● TASK BRIEF: Copy out each line of the data holding "time".

* * *

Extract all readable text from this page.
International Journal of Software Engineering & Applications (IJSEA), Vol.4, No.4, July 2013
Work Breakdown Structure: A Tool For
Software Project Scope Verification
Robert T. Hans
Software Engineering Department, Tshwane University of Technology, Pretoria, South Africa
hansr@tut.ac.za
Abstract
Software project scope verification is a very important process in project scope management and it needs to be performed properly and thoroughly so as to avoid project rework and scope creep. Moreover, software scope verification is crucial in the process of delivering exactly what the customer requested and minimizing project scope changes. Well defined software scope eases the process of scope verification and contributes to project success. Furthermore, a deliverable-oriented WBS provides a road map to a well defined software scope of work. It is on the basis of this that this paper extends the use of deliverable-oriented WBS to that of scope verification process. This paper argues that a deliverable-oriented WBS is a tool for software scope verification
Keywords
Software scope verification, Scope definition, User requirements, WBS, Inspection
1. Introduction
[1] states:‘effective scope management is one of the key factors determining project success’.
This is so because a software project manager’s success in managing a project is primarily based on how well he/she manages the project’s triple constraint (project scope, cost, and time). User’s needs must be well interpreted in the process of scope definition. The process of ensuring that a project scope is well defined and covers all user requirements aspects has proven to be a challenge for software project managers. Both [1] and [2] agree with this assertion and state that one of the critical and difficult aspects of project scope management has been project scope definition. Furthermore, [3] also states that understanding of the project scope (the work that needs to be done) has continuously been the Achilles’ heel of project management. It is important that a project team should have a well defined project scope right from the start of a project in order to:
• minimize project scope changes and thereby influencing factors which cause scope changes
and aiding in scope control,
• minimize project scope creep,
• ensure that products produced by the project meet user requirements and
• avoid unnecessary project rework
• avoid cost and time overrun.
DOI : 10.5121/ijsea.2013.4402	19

* * *

● WRITTEN ANSWER:
This is so because a software project manager’s success in managing a project is primarily based on how well he/she manages the project’s triple constraint (project scope, cost, and time). User’s needs must be well interpreted in the process of scope definition. The process of ensuring that a project scope is well defined and covers all user requirements aspects has proven to be a challenge for software project managers. Both [1] and [2] agree with this assertion and state that one of the critical and difficult aspects of project scope management has been project scope definition. Furthermore, [3] also states that understanding of the project scope (the work that needs to be done) has continuously been the Achilles’ heel of project management. It is important that a project team should have a well defined project scope right from the start of a project in order to:
• avoid cost and time overrun.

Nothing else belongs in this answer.